[Recorded data]

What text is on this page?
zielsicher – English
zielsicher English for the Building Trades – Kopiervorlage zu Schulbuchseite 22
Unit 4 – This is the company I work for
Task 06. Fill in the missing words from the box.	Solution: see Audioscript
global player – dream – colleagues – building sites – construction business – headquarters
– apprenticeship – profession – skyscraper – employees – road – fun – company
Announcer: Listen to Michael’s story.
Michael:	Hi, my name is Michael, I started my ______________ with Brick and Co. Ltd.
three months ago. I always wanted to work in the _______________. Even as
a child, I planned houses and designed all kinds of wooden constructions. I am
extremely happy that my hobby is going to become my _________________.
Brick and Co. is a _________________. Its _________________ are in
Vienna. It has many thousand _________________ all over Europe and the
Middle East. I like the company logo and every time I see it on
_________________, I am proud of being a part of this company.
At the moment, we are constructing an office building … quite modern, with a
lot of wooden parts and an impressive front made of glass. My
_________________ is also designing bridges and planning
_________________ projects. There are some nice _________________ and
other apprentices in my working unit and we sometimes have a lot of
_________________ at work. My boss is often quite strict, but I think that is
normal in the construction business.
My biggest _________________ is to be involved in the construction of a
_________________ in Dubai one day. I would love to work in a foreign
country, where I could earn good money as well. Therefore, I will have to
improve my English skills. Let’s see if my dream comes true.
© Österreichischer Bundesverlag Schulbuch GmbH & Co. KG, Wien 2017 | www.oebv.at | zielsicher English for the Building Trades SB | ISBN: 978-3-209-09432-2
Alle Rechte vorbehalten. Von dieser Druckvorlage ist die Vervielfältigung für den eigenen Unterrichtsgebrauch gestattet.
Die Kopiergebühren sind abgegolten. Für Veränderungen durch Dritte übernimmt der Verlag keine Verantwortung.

...

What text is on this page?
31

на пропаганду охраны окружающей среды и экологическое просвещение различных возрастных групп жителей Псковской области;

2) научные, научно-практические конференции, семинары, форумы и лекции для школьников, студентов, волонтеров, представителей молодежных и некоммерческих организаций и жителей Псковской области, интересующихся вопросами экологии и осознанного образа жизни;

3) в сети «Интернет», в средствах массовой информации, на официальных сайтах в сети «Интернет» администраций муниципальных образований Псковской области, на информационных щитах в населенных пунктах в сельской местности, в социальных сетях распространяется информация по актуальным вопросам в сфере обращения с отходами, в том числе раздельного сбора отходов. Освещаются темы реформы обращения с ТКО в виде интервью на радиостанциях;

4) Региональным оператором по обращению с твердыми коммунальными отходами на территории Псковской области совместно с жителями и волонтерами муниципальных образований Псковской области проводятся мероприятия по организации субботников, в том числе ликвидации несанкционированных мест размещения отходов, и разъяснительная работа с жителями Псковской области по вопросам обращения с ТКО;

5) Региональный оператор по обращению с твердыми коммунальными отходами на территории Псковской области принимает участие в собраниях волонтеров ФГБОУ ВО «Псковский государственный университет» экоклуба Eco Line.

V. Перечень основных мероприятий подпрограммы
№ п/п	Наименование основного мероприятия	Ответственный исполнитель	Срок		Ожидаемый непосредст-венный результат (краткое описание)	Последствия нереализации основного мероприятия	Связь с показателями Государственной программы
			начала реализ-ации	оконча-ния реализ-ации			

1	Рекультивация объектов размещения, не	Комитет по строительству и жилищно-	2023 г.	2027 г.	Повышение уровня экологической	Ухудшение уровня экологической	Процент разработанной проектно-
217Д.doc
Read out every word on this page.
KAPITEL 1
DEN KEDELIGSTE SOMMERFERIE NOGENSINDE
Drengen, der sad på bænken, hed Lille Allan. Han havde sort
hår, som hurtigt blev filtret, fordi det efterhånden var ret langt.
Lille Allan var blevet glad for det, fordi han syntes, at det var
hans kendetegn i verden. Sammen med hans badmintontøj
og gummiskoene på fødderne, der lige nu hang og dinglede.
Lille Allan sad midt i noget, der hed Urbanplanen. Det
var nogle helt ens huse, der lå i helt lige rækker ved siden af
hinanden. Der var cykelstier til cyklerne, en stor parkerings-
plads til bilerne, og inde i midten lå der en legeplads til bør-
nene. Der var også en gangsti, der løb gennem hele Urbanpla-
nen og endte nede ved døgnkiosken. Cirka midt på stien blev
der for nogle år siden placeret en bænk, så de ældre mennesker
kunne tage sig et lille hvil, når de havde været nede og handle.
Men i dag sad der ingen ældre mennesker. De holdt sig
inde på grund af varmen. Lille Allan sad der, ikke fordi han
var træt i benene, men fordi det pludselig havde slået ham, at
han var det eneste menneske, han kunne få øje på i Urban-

---

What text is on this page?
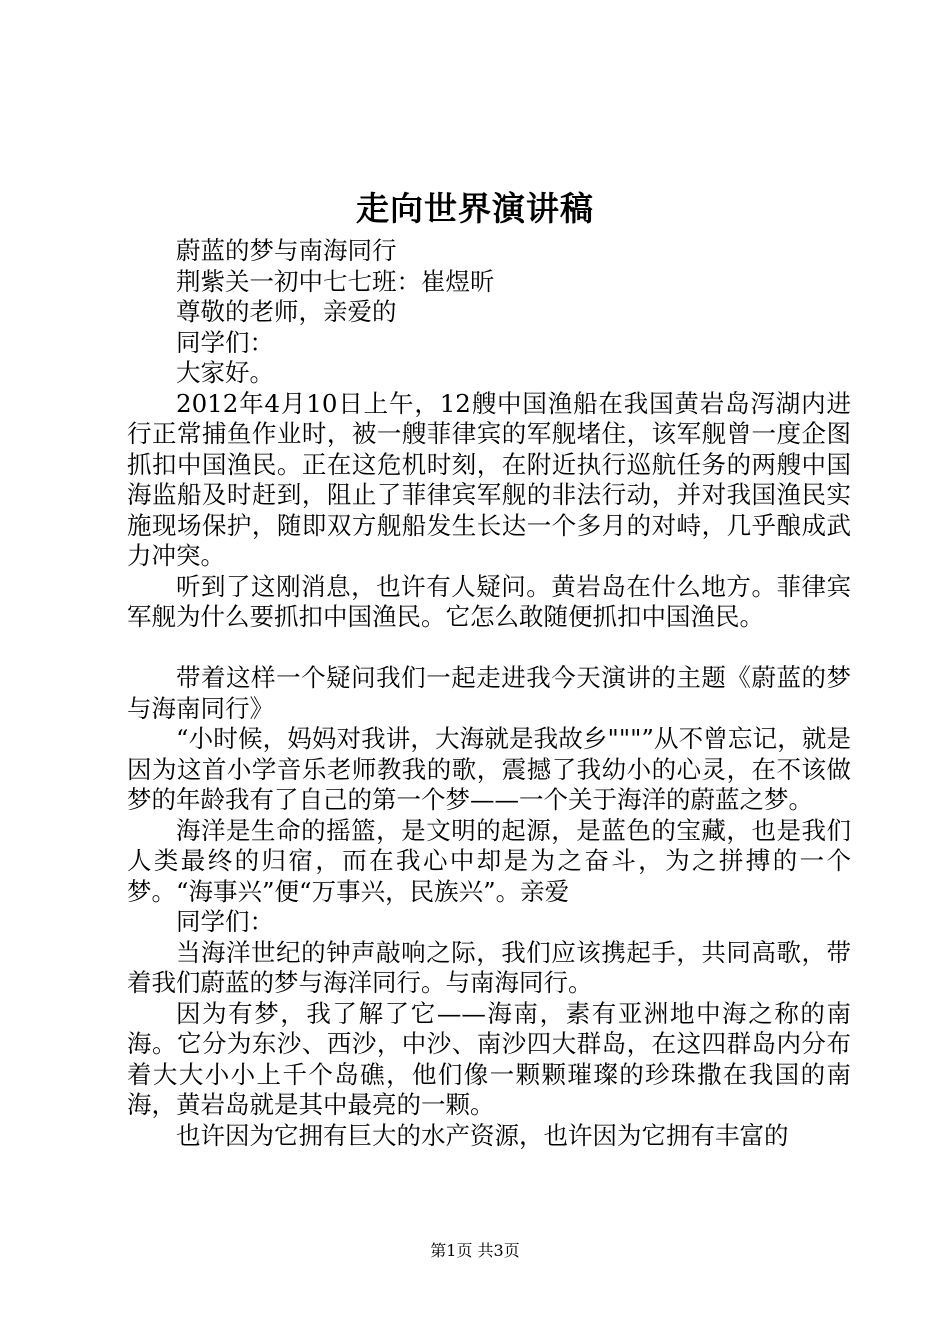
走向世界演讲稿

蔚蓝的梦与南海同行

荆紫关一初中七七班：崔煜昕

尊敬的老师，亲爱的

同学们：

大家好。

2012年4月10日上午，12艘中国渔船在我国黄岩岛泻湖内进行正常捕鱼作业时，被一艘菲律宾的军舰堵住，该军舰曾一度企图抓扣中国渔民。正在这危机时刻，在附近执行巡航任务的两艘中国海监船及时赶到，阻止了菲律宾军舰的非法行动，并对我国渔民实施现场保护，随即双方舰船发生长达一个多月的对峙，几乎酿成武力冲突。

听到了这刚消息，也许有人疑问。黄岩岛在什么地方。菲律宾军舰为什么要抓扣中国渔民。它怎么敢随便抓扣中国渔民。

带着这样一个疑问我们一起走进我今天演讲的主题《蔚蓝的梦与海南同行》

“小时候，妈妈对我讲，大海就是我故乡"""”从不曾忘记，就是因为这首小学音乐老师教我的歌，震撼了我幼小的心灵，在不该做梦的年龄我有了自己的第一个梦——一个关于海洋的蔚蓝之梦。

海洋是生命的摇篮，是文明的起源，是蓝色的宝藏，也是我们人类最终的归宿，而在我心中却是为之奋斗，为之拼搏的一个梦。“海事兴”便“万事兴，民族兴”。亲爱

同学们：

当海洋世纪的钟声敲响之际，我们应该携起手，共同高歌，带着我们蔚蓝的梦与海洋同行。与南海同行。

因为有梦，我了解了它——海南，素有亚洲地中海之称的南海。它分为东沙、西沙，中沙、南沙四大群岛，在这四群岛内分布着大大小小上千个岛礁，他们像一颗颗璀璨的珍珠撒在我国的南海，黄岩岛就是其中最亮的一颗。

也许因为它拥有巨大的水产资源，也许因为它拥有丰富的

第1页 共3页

Exercise directions
Find the lines that include the string "quite", then copy each of them.

Response to this task
At the moment, we are constructing an office building … quite modern, with a
_________________ at work. My boss is often quite strict, but I think that is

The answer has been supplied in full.